__INFORMATION SHOWN__.
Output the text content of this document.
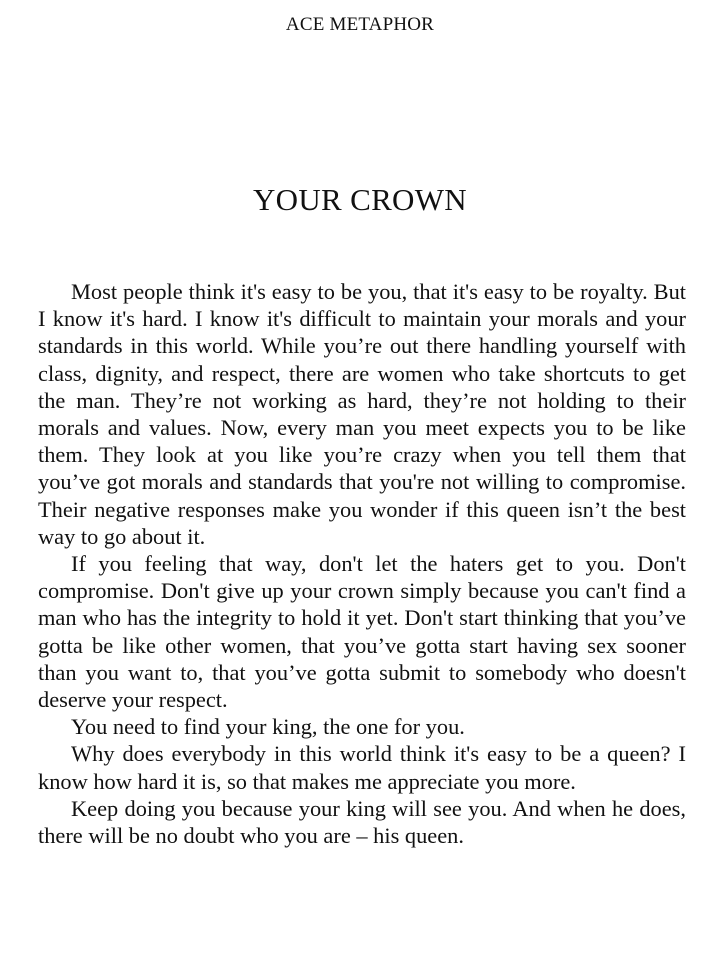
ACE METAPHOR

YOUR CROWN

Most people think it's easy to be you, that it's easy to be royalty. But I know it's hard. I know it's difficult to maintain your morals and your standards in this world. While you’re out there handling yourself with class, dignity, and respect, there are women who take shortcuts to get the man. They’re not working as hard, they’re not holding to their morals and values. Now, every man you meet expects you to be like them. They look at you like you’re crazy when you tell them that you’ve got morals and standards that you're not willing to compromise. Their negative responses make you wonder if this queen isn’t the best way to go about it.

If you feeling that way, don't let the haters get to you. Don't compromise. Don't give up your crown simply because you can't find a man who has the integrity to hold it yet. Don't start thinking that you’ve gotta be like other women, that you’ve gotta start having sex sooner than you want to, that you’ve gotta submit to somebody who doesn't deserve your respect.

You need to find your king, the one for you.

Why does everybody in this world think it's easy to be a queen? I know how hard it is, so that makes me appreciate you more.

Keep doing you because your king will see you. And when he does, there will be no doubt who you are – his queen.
* * *
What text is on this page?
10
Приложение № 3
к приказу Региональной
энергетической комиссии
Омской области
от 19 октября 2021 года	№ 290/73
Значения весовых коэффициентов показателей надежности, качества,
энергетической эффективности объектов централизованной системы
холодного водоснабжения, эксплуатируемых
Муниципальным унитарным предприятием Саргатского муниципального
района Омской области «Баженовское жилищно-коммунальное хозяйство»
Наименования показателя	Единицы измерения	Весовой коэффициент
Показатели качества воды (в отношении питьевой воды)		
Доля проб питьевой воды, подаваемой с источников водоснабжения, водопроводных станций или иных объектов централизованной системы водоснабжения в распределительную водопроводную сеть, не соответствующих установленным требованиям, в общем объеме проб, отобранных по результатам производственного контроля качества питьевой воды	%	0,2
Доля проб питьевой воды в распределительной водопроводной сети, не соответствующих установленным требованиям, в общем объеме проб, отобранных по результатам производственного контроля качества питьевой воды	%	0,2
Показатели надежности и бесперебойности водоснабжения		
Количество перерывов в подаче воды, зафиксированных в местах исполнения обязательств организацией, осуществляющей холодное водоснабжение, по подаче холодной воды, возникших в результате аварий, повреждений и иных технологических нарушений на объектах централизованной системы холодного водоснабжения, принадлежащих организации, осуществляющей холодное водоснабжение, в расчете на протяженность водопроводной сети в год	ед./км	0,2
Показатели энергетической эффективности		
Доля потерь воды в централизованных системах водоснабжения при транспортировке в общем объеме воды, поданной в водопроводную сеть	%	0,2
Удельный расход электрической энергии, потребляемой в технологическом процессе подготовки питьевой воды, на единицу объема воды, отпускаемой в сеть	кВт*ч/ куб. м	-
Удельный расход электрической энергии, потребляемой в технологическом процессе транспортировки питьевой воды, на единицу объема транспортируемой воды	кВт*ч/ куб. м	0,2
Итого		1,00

__TASK INSTRUCTIONS__.
Which lines in the data above contain "find"? Show each one.

__EXERCISE OUTPUT__.
If you feeling that way, don't let the haters get to you. Don't compromise. Don't give up your crown simply because you can't find a man who has the integrity to hold it yet. Don't start thinking that you’ve gotta be like other women, that you’ve gotta start having sex sooner than you want to, that you’ve gotta submit to somebody who doesn't deserve your respect.
You need to find your king, the one for you.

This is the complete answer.